→ WHAT IS REQUIRED
Copy the records that follow exactly as written, but not their pictures.

→ EXERCISE MATERIAL
Start

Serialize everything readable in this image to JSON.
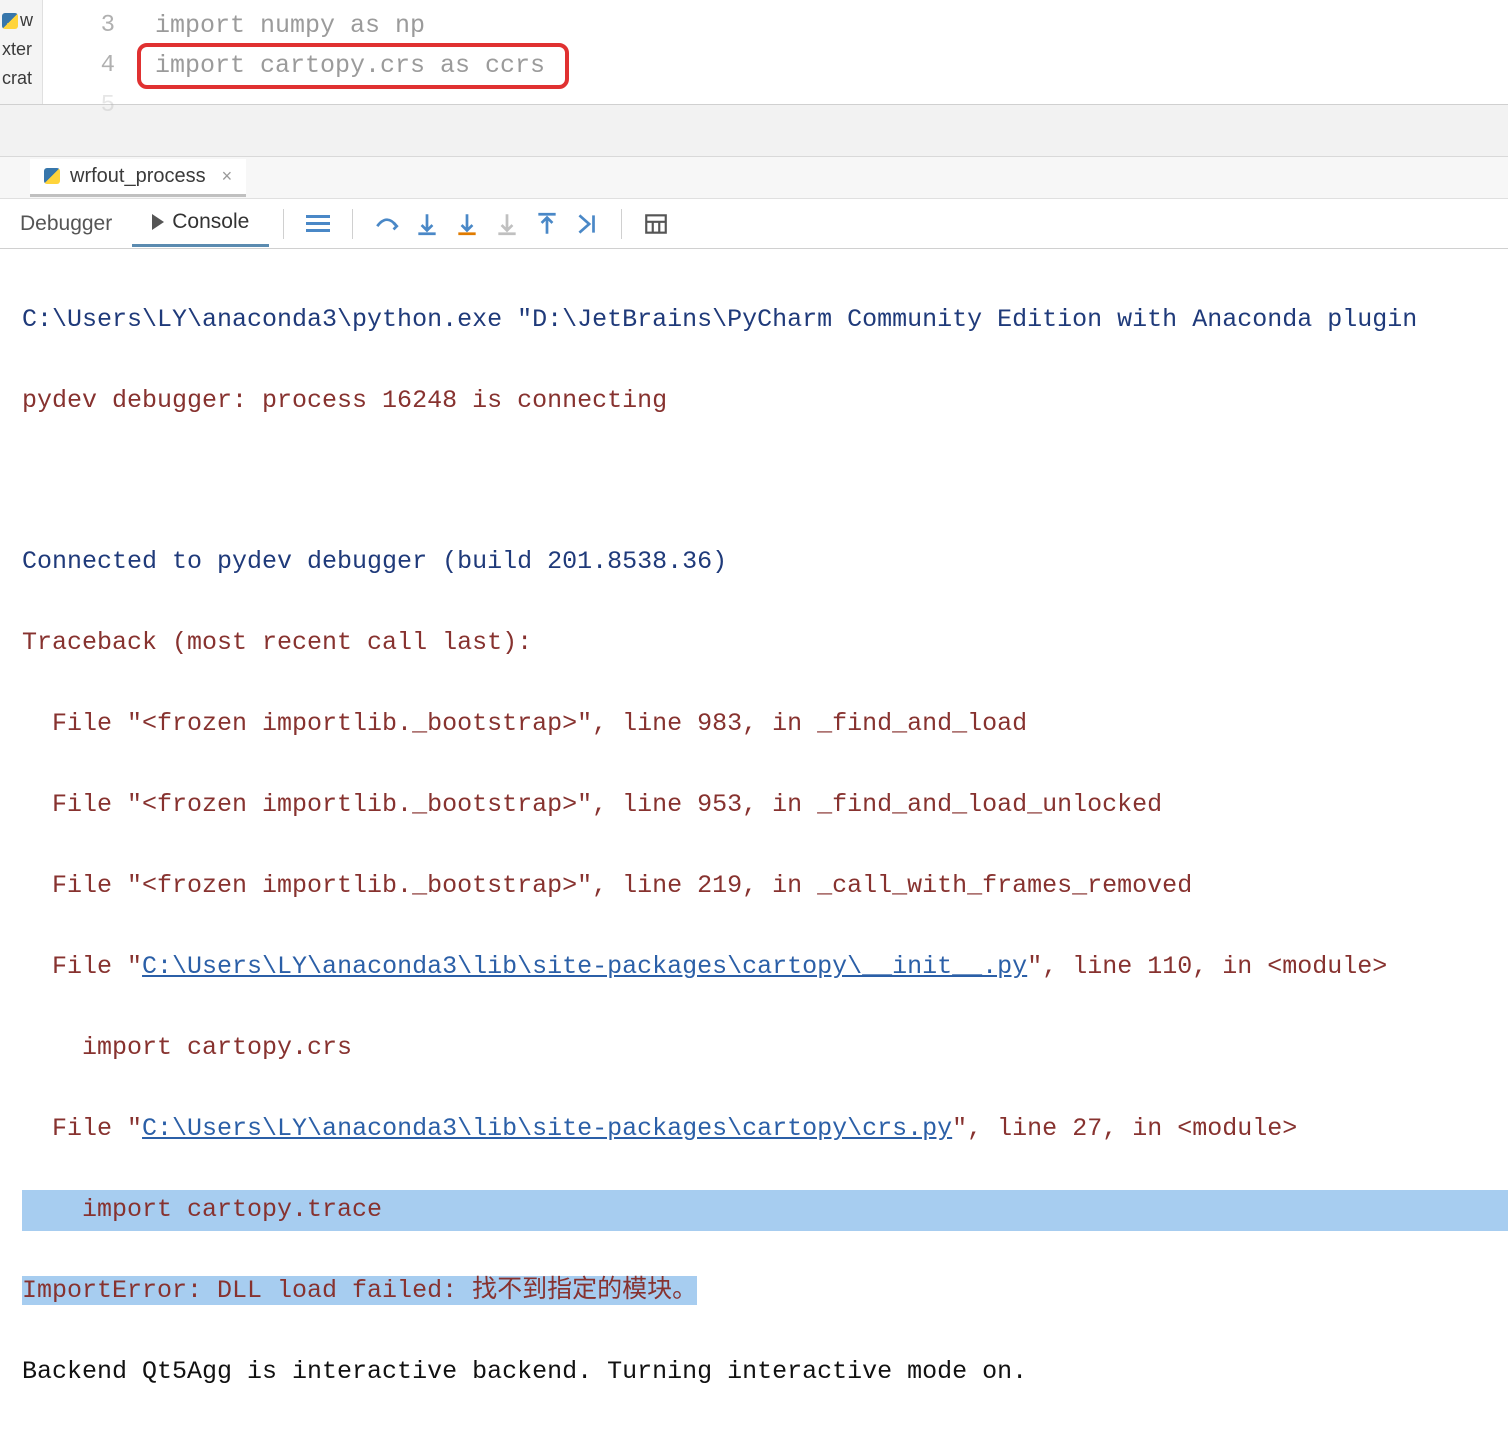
{
  "left_tabs": [
    "w",
    "xter",
    "crat"
  ],
  "editor": {
    "lines": [
      {
        "num": "3",
        "text": "import numpy as np"
      },
      {
        "num": "4",
        "text": "import cartopy.crs as ccrs"
      },
      {
        "num": "5",
        "text": ""
      }
    ]
  },
  "run_tab": {
    "label": "wrfout_process"
  },
  "tool_tabs": {
    "debugger": "Debugger",
    "console": "Console"
  },
  "console": {
    "l0": "C:\\Users\\LY\\anaconda3\\python.exe \"D:\\JetBrains\\PyCharm Community Edition with Anaconda plugin",
    "l1": "pydev debugger: process 16248 is connecting",
    "l2": "Connected to pydev debugger (build 201.8538.36)",
    "l3": "Traceback (most recent call last):",
    "l4": "  File \"<frozen importlib._bootstrap>\", line 983, in _find_and_load",
    "l5": "  File \"<frozen importlib._bootstrap>\", line 953, in _find_and_load_unlocked",
    "l6": "  File \"<frozen importlib._bootstrap>\", line 219, in _call_with_frames_removed",
    "l7a": "  File \"",
    "l7link": "C:\\Users\\LY\\anaconda3\\lib\\site-packages\\cartopy\\__init__.py",
    "l7b": "\", line 110, in <module>",
    "l8": "    import cartopy.crs",
    "l9a": "  File \"",
    "l9link": "C:\\Users\\LY\\anaconda3\\lib\\site-packages\\cartopy\\crs.py",
    "l9b": "\", line 27, in <module>",
    "l10": "    import cartopy.trace",
    "l11": "ImportError: DLL load failed: 找不到指定的模块。",
    "l12": "Backend Qt5Agg is interactive backend. Turning interactive mode on."
  }
}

End

→ PROBLEM SOLUTION
Serialize everything readable in this image to JSON.
{
  "left_tabs": [
    "w",
    "xter",
    "crat"
  ],
  "editor": {
    "lines": [
      {
        "num": "3",
        "text": "import numpy as np"
      },
      {
        "num": "4",
        "text": "import cartopy.crs as ccrs"
      },
      {
        "num": "5",
        "text": ""
      }
    ]
  },
  "run_tab": {
    "label": "wrfout_process"
  },
  "tool_tabs": {
    "debugger": "Debugger",
    "console": "Console"
  },
  "console": {
    "l0": "C:\\Users\\LY\\anaconda3\\python.exe \"D:\\JetBrains\\PyCharm Community Edition with Anaconda plugin",
    "l1": "pydev debugger: process 16248 is connecting",
    "l2": "Connected to pydev debugger (build 201.8538.36)",
    "l3": "Traceback (most recent call last):",
    "l4": "  File \"<frozen importlib._bootstrap>\", line 983, in _find_and_load",
    "l5": "  File \"<frozen importlib._bootstrap>\", line 953, in _find_and_load_unlocked",
    "l6": "  File \"<frozen importlib._bootstrap>\", line 219, in _call_with_frames_removed",
    "l7a": "  File \"",
    "l7link": "C:\\Users\\LY\\anaconda3\\lib\\site-packages\\cartopy\\__init__.py",
    "l7b": "\", line 110, in <module>",
    "l8": "    import cartopy.crs",
    "l9a": "  File \"",
    "l9link": "C:\\Users\\LY\\anaconda3\\lib\\site-packages\\cartopy\\crs.py",
    "l9b": "\", line 27, in <module>",
    "l10": "    import cartopy.trace",
    "l11": "ImportError: DLL load failed: 找不到指定的模块。",
    "l12": "Backend Qt5Agg is interactive backend. Turning interactive mode on."
  }
}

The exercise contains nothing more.